[What is being asked] Copy out each line of the material below that holds the string "lucht".

[Records for the task]
········
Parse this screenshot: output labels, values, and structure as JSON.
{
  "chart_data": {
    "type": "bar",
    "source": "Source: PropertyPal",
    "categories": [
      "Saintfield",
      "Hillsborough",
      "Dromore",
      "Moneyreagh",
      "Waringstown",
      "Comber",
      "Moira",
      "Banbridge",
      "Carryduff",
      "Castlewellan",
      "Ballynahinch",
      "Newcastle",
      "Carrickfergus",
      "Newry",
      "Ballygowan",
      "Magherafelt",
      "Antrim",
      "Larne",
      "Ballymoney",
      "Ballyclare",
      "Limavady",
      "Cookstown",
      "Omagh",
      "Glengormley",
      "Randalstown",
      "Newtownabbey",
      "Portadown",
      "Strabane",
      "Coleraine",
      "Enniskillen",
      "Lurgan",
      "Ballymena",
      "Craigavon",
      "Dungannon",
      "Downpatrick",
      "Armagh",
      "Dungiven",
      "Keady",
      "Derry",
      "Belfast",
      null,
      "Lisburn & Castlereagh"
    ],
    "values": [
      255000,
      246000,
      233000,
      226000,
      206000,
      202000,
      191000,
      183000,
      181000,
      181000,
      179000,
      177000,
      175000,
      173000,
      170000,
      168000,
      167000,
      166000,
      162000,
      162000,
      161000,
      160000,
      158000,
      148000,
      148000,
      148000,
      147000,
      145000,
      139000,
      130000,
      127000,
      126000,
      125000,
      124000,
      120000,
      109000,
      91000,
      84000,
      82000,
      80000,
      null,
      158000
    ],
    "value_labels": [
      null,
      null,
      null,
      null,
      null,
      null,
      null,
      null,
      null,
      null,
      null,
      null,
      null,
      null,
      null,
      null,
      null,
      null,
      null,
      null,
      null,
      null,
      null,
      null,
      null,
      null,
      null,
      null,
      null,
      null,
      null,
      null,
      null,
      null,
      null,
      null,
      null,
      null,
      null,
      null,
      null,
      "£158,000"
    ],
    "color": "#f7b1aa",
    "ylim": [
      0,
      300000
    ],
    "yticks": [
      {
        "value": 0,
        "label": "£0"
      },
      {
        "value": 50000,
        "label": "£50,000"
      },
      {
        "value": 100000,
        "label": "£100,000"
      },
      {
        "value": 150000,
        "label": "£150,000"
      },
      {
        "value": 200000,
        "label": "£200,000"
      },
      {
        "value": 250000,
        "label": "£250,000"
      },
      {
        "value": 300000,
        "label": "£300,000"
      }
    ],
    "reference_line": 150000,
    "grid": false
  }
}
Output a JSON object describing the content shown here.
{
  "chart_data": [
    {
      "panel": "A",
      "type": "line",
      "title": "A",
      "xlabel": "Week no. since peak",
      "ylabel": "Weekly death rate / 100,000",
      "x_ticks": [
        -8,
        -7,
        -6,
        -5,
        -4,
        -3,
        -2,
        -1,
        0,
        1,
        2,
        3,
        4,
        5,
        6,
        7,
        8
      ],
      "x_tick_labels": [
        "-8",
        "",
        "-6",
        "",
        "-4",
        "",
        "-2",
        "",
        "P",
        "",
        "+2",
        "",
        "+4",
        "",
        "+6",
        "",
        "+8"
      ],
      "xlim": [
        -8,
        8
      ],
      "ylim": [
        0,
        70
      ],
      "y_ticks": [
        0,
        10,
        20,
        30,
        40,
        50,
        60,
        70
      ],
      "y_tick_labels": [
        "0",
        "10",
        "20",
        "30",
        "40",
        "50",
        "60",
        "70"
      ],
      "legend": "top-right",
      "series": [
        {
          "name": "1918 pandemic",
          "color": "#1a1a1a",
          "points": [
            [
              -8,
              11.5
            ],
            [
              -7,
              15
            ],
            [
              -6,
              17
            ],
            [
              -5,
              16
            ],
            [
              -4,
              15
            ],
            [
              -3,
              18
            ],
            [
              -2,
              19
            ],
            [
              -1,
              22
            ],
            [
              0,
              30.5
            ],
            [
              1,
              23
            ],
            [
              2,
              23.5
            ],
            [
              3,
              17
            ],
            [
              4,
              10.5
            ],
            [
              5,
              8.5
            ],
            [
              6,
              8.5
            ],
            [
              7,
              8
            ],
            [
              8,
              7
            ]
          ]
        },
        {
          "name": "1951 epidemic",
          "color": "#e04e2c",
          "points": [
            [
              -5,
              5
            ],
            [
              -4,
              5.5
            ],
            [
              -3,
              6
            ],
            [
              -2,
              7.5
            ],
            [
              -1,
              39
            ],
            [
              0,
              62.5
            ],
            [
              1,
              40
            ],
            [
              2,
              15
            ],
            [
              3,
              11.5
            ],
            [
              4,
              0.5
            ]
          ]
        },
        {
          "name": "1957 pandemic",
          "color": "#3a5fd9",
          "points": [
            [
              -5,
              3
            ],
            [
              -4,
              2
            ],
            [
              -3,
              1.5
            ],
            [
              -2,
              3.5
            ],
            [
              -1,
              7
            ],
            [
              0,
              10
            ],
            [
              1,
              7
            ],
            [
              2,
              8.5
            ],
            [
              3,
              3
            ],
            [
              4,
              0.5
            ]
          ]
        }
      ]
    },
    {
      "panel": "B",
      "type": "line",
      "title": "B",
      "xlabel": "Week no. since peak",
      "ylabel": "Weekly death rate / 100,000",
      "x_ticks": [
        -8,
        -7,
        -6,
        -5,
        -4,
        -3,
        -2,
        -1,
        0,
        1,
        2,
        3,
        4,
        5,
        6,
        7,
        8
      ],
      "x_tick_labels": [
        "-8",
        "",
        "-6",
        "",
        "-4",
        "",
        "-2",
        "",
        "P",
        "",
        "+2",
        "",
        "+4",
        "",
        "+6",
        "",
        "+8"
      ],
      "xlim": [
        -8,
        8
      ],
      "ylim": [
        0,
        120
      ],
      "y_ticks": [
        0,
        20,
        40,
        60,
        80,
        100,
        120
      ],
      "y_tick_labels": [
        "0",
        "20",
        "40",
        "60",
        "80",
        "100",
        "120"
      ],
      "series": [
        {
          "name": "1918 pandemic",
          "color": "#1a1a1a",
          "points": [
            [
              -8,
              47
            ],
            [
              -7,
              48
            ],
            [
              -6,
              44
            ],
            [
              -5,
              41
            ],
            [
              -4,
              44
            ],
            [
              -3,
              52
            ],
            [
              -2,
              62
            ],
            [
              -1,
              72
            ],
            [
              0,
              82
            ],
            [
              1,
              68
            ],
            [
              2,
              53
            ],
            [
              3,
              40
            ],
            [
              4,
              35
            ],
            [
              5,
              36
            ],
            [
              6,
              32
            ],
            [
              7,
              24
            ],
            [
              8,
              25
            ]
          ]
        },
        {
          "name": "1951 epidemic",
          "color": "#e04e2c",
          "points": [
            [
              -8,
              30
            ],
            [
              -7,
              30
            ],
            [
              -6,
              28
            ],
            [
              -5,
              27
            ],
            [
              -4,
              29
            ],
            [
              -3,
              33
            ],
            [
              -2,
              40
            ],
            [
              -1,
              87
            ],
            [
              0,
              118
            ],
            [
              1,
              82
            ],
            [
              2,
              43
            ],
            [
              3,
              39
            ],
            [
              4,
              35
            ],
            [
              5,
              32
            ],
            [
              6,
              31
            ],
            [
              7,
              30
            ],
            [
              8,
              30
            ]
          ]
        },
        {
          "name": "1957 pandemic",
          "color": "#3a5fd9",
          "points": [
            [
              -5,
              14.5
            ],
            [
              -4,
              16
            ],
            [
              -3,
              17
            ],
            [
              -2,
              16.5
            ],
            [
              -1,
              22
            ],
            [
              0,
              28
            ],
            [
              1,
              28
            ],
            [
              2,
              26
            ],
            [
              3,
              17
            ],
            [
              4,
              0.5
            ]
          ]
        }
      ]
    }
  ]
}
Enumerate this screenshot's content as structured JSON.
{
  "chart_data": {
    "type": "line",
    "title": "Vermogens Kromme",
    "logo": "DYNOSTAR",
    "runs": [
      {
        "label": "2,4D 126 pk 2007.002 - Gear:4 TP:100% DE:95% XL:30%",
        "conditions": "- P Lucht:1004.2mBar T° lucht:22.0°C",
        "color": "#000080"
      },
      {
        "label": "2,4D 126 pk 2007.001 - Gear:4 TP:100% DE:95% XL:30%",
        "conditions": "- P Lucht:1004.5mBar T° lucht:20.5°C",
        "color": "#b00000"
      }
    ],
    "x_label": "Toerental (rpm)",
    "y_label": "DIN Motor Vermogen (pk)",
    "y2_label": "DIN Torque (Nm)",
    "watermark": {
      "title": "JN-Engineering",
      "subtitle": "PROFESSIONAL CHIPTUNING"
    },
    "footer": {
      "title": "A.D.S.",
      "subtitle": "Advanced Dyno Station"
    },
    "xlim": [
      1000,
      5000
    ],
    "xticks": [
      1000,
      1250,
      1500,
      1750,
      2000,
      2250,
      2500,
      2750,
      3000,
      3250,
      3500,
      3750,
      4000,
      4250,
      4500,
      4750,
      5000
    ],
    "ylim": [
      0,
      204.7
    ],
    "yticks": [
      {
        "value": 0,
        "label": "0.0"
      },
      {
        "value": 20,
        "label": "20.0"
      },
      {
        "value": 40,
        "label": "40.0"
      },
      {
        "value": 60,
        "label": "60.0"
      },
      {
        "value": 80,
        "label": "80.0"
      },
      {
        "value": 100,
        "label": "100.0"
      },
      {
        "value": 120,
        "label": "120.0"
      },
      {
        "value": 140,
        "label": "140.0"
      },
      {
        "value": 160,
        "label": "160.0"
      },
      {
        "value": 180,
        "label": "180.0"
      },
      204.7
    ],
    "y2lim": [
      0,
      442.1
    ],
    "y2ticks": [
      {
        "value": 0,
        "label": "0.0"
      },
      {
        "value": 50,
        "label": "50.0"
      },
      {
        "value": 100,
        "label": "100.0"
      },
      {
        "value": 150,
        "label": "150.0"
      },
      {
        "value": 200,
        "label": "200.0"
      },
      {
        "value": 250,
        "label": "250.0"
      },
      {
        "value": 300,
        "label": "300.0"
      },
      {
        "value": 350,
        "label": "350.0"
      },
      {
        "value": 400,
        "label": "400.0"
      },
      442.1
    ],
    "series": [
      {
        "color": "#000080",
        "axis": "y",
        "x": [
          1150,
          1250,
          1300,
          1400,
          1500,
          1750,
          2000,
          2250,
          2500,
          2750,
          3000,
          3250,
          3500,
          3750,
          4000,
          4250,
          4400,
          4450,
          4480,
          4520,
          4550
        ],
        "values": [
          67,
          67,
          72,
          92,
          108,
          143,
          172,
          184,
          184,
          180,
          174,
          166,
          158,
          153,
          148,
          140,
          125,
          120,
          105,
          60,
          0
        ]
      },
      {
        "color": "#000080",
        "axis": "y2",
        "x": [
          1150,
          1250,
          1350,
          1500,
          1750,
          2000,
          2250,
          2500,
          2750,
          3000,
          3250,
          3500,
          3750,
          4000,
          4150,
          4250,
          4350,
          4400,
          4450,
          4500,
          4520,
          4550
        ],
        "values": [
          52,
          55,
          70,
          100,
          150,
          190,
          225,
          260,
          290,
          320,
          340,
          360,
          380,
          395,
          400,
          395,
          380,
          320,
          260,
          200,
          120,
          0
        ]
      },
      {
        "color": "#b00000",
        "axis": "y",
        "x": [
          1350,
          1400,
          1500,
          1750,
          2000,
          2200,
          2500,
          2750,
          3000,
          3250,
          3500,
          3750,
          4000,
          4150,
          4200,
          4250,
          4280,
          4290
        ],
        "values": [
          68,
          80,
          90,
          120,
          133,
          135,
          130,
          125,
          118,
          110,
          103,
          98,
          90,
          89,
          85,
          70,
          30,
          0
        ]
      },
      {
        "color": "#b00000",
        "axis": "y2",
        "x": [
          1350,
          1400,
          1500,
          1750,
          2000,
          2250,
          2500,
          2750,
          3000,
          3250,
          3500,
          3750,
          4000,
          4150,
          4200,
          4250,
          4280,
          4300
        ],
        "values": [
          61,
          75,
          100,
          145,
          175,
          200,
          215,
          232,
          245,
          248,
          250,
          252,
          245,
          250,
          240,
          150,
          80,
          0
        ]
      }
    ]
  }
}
········
[Exercise solution]
        "conditions": "- P Lucht:1004.2mBar T° lucht:22.0°C",
        "conditions": "- P Lucht:1004.5mBar T° lucht:20.5°C",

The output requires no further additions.